What this task involves: Copy out each line in the material below that has the word "date".

--- START Data listing ---

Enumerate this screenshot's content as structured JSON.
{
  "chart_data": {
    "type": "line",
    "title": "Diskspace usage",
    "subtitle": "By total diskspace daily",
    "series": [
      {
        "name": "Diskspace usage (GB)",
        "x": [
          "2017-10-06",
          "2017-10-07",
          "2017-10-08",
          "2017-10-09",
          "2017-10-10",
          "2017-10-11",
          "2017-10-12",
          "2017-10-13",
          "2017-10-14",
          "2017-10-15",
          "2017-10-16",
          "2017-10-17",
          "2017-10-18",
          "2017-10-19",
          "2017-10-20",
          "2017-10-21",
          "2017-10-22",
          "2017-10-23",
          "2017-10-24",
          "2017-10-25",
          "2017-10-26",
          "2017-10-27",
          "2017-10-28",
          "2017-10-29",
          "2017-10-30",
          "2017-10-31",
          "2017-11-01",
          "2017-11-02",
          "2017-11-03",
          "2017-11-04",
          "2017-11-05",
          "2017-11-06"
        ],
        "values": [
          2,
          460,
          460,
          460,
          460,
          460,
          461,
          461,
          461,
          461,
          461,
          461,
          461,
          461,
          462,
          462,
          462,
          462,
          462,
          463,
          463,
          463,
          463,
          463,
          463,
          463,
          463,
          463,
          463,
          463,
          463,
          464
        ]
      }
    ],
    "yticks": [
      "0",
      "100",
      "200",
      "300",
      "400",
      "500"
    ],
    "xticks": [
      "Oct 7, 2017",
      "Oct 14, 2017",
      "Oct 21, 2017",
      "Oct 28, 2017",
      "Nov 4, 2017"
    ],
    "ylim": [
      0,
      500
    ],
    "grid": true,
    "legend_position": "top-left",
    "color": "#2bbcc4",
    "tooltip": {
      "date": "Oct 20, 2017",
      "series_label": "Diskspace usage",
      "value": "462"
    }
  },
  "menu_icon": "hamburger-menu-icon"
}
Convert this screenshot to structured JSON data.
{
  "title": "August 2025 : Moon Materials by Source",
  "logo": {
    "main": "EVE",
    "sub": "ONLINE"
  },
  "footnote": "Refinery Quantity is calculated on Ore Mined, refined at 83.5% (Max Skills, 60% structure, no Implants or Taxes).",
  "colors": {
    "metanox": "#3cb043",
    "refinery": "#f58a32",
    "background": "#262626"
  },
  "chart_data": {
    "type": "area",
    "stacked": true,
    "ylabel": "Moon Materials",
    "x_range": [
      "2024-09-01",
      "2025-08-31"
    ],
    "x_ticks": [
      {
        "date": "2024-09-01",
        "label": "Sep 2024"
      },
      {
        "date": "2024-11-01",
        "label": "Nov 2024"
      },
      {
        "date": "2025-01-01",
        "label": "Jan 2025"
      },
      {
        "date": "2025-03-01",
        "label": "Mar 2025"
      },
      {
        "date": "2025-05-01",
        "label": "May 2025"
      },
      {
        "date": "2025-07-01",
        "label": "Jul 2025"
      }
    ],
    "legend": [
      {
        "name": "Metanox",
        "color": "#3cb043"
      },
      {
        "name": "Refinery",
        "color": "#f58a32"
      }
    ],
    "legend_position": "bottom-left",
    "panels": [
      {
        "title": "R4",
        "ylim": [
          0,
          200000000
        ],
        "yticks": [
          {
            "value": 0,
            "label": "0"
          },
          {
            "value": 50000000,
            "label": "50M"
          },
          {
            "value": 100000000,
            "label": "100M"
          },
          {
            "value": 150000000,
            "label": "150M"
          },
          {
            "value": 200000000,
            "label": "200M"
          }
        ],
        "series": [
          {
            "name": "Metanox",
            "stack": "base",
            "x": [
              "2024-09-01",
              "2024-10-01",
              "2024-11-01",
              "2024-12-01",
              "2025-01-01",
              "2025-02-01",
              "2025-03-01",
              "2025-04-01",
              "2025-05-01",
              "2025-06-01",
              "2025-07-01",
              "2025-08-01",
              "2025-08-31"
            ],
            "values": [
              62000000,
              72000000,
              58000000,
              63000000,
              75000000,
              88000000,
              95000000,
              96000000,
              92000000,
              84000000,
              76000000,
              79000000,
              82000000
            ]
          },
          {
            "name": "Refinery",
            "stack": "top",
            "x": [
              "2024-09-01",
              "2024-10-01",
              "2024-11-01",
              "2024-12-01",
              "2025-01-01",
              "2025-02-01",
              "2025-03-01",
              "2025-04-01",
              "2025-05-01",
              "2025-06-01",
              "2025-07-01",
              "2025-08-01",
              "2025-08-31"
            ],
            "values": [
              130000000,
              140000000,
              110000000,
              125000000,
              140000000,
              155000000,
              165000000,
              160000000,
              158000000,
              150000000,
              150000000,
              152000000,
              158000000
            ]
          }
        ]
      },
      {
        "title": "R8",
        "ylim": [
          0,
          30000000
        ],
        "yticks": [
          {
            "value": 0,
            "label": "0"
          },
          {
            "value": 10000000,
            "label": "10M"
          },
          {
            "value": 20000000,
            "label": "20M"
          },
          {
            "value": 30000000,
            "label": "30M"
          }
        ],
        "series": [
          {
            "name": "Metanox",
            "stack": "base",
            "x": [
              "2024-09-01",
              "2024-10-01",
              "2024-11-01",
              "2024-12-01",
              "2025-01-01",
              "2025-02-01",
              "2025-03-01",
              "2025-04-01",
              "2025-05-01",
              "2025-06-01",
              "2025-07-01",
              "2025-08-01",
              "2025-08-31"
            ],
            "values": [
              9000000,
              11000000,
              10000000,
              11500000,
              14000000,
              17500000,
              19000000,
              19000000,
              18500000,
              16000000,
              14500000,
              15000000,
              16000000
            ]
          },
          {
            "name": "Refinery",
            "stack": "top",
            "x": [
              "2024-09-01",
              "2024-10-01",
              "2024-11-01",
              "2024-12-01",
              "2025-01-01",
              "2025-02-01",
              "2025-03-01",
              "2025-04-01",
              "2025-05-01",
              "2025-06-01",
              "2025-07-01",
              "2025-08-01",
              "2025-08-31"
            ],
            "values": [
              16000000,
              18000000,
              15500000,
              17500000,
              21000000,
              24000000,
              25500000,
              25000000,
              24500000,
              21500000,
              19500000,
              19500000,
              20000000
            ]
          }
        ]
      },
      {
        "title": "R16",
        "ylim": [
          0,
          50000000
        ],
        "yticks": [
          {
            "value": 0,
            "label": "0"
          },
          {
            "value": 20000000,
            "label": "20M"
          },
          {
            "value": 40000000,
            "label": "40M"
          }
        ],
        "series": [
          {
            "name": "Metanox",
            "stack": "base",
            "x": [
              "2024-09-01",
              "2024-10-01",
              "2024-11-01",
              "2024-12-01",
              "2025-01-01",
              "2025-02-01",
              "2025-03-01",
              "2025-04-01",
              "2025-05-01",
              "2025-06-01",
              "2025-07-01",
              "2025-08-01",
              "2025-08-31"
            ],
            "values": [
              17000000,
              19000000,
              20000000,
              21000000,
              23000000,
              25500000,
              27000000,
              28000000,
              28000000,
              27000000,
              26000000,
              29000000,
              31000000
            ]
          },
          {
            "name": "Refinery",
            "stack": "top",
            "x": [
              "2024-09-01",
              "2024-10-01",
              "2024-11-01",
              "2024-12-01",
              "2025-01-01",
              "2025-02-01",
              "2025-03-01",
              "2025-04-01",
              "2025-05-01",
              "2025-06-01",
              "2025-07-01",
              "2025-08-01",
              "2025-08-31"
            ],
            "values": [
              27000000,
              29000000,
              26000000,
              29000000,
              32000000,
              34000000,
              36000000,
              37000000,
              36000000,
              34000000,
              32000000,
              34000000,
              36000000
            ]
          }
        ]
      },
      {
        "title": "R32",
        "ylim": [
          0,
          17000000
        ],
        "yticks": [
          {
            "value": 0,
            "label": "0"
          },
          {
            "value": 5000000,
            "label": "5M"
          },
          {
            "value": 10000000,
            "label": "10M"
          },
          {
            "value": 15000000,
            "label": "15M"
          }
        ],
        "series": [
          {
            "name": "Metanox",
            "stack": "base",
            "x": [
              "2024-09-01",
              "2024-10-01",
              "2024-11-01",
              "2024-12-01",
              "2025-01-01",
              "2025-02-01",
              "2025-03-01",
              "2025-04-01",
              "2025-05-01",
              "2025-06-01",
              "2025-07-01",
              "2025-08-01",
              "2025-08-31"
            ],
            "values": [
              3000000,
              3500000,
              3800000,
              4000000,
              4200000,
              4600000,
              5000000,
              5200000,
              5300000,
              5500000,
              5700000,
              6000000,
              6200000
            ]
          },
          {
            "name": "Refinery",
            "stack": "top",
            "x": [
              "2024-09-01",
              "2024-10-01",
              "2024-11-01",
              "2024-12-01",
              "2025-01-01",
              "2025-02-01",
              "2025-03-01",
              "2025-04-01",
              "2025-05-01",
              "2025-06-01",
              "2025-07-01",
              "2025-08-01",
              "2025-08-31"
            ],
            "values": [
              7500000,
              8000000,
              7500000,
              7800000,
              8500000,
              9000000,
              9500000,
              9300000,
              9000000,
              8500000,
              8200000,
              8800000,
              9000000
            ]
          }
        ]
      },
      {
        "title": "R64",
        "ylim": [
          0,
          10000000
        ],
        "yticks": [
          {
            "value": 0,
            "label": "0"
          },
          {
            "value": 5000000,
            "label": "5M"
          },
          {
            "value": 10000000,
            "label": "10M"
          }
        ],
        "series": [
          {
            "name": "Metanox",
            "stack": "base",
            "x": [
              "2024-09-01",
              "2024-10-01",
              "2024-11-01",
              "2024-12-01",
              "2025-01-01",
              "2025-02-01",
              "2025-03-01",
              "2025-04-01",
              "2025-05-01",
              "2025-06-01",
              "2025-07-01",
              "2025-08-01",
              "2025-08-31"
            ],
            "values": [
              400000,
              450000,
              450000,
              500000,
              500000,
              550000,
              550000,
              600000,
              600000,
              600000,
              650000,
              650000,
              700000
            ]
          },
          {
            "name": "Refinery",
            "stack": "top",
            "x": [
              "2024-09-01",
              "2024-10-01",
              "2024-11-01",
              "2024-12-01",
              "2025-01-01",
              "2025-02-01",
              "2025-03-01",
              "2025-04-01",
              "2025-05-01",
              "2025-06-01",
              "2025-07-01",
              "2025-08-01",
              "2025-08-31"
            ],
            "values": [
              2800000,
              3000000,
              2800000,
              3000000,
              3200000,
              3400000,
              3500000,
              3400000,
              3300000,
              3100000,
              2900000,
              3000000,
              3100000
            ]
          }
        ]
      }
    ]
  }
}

--- END Data listing ---

Finished exercise:
      "date": "Oct 20, 2017",
        "date": "2024-09-01",
        "date": "2024-11-01",
        "date": "2025-01-01",
        "date": "2025-03-01",
        "date": "2025-05-01",
        "date": "2025-07-01",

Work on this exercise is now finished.